>> BEGIN ITEMS

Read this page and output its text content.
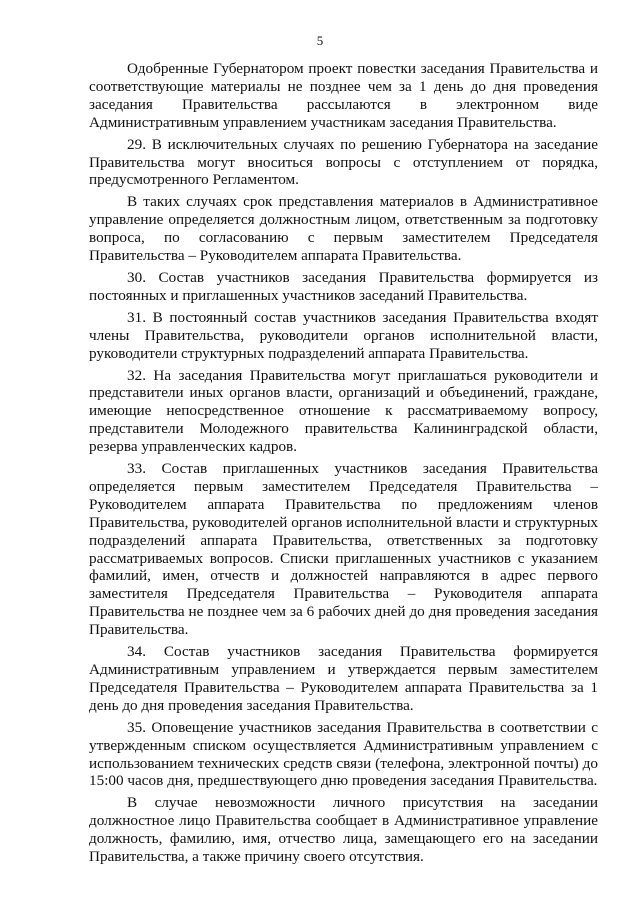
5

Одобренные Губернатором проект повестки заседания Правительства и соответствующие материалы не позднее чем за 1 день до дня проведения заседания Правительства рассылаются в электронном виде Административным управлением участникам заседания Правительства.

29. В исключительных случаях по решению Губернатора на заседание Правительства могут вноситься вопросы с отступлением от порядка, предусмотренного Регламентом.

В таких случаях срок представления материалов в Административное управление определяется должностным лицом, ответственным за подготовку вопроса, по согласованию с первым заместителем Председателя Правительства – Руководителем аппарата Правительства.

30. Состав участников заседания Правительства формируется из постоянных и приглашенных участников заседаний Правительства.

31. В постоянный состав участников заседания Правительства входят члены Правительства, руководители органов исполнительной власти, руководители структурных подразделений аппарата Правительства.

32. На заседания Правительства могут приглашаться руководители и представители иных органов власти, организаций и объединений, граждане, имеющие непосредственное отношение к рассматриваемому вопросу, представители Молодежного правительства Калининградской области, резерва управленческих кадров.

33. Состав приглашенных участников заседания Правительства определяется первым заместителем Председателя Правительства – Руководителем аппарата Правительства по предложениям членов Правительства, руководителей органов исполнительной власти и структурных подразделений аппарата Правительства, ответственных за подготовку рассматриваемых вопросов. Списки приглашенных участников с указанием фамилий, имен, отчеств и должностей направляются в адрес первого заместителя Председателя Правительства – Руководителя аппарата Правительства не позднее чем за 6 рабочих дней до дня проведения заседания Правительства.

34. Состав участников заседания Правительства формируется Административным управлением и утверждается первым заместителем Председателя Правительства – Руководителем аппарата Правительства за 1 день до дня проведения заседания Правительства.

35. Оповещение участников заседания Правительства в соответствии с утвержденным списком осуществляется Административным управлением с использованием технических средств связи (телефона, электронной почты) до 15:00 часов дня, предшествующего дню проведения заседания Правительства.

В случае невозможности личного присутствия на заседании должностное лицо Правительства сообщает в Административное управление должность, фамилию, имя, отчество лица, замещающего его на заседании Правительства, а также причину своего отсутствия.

>> END ITEMS

_GOAL_: Each entry above should be reproduced exactly, with the pictures removed.

_RESULT_:
Read this page and output its text content.
5

Одобренные Губернатором проект повестки заседания Правительства и соответствующие материалы не позднее чем за 1 день до дня проведения заседания Правительства рассылаются в электронном виде Административным управлением участникам заседания Правительства.

29. В исключительных случаях по решению Губернатора на заседание Правительства могут вноситься вопросы с отступлением от порядка, предусмотренного Регламентом.

В таких случаях срок представления материалов в Административное управление определяется должностным лицом, ответственным за подготовку вопроса, по согласованию с первым заместителем Председателя Правительства – Руководителем аппарата Правительства.

30. Состав участников заседания Правительства формируется из постоянных и приглашенных участников заседаний Правительства.

31. В постоянный состав участников заседания Правительства входят члены Правительства, руководители органов исполнительной власти, руководители структурных подразделений аппарата Правительства.

32. На заседания Правительства могут приглашаться руководители и представители иных органов власти, организаций и объединений, граждане, имеющие непосредственное отношение к рассматриваемому вопросу, представители Молодежного правительства Калининградской области, резерва управленческих кадров.

33. Состав приглашенных участников заседания Правительства определяется первым заместителем Председателя Правительства – Руководителем аппарата Правительства по предложениям членов Правительства, руководителей органов исполнительной власти и структурных подразделений аппарата Правительства, ответственных за подготовку рассматриваемых вопросов. Списки приглашенных участников с указанием фамилий, имен, отчеств и должностей направляются в адрес первого заместителя Председателя Правительства – Руководителя аппарата Правительства не позднее чем за 6 рабочих дней до дня проведения заседания Правительства.

34. Состав участников заседания Правительства формируется Административным управлением и утверждается первым заместителем Председателя Правительства – Руководителем аппарата Правительства за 1 день до дня проведения заседания Правительства.

35. Оповещение участников заседания Правительства в соответствии с утвержденным списком осуществляется Административным управлением с использованием технических средств связи (телефона, электронной почты) до 15:00 часов дня, предшествующего дню проведения заседания Правительства.

В случае невозможности личного присутствия на заседании должностное лицо Правительства сообщает в Административное управление должность, фамилию, имя, отчество лица, замещающего его на заседании Правительства, а также причину своего отсутствия.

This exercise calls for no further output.